(Data entries)

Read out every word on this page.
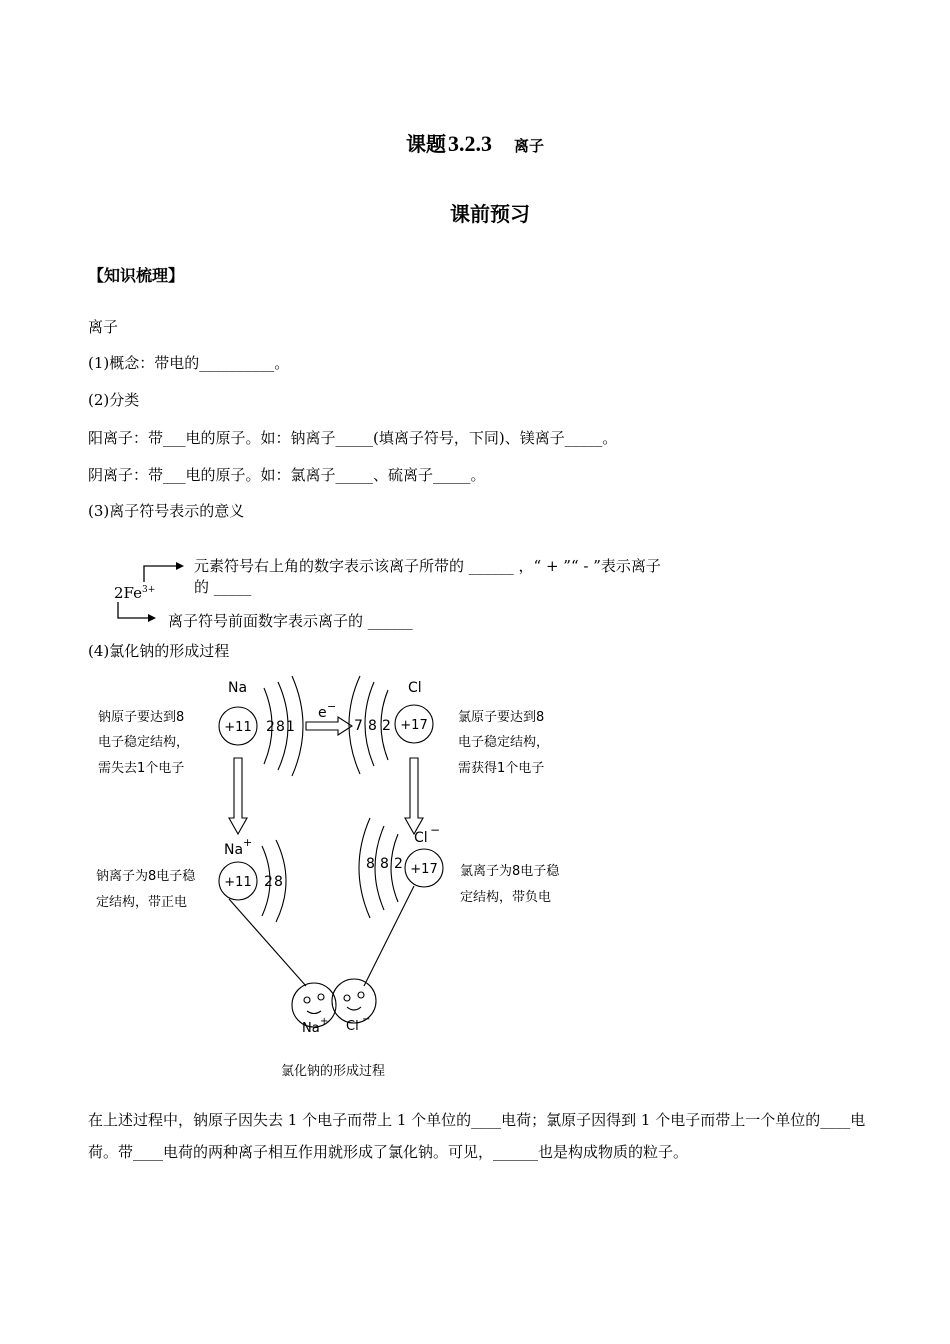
课题3.2.3 离子
课前预习
【知识梳理】
离子
(1)概念：带电的__________。
(2)分类
阳离子：带___电的原子。如：钠离子_____(填离子符号，下同)、镁离子_____。
阴离子：带___电的原子。如：氯离子_____、硫离子_____。
(3)离子符号表示的意义
$2Fe^{3+}$
元素符号右上角的数字表示该离子所带的 ______ ，“ + ”“ - ”表示离子
的 _____
离子符号前面数字表示离子的 ______
(4)氯化钠的形成过程
Na
+11 2 8 1
e −
Cl
+17
7 8 2
钠原子要达到8
电子稳定结构，
需失去1个电子
氯原子要达到8
电子稳定结构，
需获得1个电子
Na +
+11 2 8
Cl −
+17
8 8 2
钠离子为8电子稳
定结构，带正电
氯离子为8电子稳
定结构，带负电
Na + Cl −
氯化钠的形成过程
在上述过程中，钠原子因失去 1 个电子而带上 1 个单位的____电荷；氯原子因得到 1 个电子而带上一个单位的____电荷。带____电荷的两种离子相互作用就形成了氯化钠。可见，______也是构成物质的粒子。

WHAT YOU SHOULD DO: The records shown above are to be repeated exactly, with the pictures left out.

COMPLETED TASK:
Read out every word on this page.
课题3.2.3 离子
课前预习
【知识梳理】
离子
(1)概念：带电的__________。
(2)分类
阳离子：带___电的原子。如：钠离子_____(填离子符号，下同)、镁离子_____。
阴离子：带___电的原子。如：氯离子_____、硫离子_____。
(3)离子符号表示的意义
$2Fe^{3+}$
元素符号右上角的数字表示该离子所带的 ______ ，“ + ”“ - ”表示离子
的 _____
离子符号前面数字表示离子的 ______
(4)氯化钠的形成过程
Na
+11 2 8 1
e −
Cl
+17
7 8 2
钠原子要达到8
电子稳定结构，
需失去1个电子
氯原子要达到8
电子稳定结构，
需获得1个电子
Na +
+11 2 8
Cl −
+17
8 8 2
钠离子为8电子稳
定结构，带正电
氯离子为8电子稳
定结构，带负电
Na + Cl −
氯化钠的形成过程
在上述过程中，钠原子因失去 1 个电子而带上 1 个单位的____电荷；氯原子因得到 1 个电子而带上一个单位的____电荷。带____电荷的两种离子相互作用就形成了氯化钠。可见，______也是构成物质的粒子。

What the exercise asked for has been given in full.